Which lines hold the word "text"? Copy each of them.

** begin Data rows **

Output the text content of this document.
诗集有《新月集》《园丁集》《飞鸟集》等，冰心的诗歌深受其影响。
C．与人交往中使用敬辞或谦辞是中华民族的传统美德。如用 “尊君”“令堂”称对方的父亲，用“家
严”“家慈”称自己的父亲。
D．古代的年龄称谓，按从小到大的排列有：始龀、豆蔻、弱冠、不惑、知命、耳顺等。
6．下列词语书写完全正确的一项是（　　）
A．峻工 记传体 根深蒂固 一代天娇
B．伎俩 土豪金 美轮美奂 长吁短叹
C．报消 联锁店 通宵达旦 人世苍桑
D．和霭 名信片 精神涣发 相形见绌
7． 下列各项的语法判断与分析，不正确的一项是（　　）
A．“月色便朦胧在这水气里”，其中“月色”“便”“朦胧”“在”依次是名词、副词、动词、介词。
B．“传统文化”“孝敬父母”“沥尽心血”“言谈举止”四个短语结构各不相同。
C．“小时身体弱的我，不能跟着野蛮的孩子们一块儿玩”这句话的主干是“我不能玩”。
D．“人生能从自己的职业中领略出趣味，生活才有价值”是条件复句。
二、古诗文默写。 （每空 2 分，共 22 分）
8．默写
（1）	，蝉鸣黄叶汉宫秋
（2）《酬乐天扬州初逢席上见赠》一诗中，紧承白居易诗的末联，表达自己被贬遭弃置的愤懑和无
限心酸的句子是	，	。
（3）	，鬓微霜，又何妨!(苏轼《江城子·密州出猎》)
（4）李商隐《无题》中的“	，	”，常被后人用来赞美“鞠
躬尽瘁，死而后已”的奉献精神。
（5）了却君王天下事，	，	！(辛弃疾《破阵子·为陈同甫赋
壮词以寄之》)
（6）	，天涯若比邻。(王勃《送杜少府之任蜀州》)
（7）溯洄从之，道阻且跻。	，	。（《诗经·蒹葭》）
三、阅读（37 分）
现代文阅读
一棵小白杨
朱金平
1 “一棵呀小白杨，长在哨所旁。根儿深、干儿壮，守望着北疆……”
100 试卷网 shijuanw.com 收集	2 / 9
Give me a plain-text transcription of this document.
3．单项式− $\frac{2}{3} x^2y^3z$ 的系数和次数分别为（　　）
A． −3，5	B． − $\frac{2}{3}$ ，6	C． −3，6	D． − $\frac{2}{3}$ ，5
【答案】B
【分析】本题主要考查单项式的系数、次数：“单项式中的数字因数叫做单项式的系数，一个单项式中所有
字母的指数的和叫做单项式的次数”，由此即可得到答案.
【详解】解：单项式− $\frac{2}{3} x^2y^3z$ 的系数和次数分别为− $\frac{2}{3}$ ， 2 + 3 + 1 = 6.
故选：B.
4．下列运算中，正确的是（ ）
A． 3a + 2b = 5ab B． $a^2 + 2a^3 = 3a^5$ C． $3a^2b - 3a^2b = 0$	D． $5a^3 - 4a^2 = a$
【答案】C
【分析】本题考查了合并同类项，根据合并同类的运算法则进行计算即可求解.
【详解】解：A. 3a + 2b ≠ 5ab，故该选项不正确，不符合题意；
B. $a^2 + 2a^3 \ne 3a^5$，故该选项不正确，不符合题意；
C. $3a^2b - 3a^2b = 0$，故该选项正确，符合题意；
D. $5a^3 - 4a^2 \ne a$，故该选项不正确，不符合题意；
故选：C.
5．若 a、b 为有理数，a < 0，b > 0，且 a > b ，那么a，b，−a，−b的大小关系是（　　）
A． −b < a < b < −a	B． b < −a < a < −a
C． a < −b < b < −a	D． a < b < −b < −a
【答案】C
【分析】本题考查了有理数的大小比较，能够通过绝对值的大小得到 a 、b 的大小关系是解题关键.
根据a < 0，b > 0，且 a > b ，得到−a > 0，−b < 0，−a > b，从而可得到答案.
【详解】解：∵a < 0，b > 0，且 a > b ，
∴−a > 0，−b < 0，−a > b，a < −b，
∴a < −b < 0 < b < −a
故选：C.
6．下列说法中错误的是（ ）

** end Data rows **

■ **Task output**:
Output the text content of this document.
Give me a plain-text transcription of this document.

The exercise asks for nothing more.